**Task brief:** Present the following data again exactly as it is shown.

[Records]
_ _ _ _

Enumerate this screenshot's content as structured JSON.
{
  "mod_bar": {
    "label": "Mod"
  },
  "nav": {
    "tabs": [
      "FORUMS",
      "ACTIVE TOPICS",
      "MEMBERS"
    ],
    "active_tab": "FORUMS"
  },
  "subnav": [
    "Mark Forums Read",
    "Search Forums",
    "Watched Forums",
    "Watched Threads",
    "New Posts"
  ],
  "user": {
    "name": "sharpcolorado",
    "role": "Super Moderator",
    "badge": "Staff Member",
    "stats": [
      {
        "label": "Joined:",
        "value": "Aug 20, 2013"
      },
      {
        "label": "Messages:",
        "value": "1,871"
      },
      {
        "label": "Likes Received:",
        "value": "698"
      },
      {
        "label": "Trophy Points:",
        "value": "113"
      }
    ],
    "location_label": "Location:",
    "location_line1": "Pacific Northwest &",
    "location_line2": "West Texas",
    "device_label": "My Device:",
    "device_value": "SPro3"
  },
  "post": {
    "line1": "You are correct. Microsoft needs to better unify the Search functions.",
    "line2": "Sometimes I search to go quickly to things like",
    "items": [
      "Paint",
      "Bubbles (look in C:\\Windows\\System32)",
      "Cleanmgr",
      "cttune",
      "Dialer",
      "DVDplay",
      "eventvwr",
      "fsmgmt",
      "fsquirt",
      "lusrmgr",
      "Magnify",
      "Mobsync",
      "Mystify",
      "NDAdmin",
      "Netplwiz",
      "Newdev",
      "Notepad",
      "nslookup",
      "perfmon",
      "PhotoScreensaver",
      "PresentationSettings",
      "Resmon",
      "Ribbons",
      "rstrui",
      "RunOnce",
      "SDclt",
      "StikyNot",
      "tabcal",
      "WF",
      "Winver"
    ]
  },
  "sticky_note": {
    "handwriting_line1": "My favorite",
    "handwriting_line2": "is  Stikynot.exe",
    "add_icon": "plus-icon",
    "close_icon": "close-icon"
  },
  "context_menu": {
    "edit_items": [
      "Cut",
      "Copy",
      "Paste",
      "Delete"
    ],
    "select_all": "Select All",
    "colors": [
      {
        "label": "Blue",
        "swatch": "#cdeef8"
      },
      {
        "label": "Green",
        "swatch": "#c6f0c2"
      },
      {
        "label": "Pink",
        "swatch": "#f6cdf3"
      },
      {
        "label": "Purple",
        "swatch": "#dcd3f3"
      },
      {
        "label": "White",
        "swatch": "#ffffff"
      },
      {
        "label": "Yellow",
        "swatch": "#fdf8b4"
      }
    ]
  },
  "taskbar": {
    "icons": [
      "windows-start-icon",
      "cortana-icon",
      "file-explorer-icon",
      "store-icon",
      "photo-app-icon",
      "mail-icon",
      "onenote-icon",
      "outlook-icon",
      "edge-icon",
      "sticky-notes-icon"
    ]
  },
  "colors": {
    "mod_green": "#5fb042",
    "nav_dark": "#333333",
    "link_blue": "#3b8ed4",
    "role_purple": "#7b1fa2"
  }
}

_ _ _ _

**Result for this task:**
Enumerate this screenshot's content as structured JSON.
{
  "mod_bar": {
    "label": "Mod"
  },
  "nav": {
    "tabs": [
      "FORUMS",
      "ACTIVE TOPICS",
      "MEMBERS"
    ],
    "active_tab": "FORUMS"
  },
  "subnav": [
    "Mark Forums Read",
    "Search Forums",
    "Watched Forums",
    "Watched Threads",
    "New Posts"
  ],
  "user": {
    "name": "sharpcolorado",
    "role": "Super Moderator",
    "badge": "Staff Member",
    "stats": [
      {
        "label": "Joined:",
        "value": "Aug 20, 2013"
      },
      {
        "label": "Messages:",
        "value": "1,871"
      },
      {
        "label": "Likes Received:",
        "value": "698"
      },
      {
        "label": "Trophy Points:",
        "value": "113"
      }
    ],
    "location_label": "Location:",
    "location_line1": "Pacific Northwest &",
    "location_line2": "West Texas",
    "device_label": "My Device:",
    "device_value": "SPro3"
  },
  "post": {
    "line1": "You are correct. Microsoft needs to better unify the Search functions.",
    "line2": "Sometimes I search to go quickly to things like",
    "items": [
      "Paint",
      "Bubbles (look in C:\\Windows\\System32)",
      "Cleanmgr",
      "cttune",
      "Dialer",
      "DVDplay",
      "eventvwr",
      "fsmgmt",
      "fsquirt",
      "lusrmgr",
      "Magnify",
      "Mobsync",
      "Mystify",
      "NDAdmin",
      "Netplwiz",
      "Newdev",
      "Notepad",
      "nslookup",
      "perfmon",
      "PhotoScreensaver",
      "PresentationSettings",
      "Resmon",
      "Ribbons",
      "rstrui",
      "RunOnce",
      "SDclt",
      "StikyNot",
      "tabcal",
      "WF",
      "Winver"
    ]
  },
  "sticky_note": {
    "handwriting_line1": "My favorite",
    "handwriting_line2": "is  Stikynot.exe",
    "add_icon": "plus-icon",
    "close_icon": "close-icon"
  },
  "context_menu": {
    "edit_items": [
      "Cut",
      "Copy",
      "Paste",
      "Delete"
    ],
    "select_all": "Select All",
    "colors": [
      {
        "label": "Blue",
        "swatch": "#cdeef8"
      },
      {
        "label": "Green",
        "swatch": "#c6f0c2"
      },
      {
        "label": "Pink",
        "swatch": "#f6cdf3"
      },
      {
        "label": "Purple",
        "swatch": "#dcd3f3"
      },
      {
        "label": "White",
        "swatch": "#ffffff"
      },
      {
        "label": "Yellow",
        "swatch": "#fdf8b4"
      }
    ]
  },
  "taskbar": {
    "icons": [
      "windows-start-icon",
      "cortana-icon",
      "file-explorer-icon",
      "store-icon",
      "photo-app-icon",
      "mail-icon",
      "onenote-icon",
      "outlook-icon",
      "edge-icon",
      "sticky-notes-icon"
    ]
  },
  "colors": {
    "mod_green": "#5fb042",
    "nav_dark": "#333333",
    "link_blue": "#3b8ed4",
    "role_purple": "#7b1fa2"
  }
}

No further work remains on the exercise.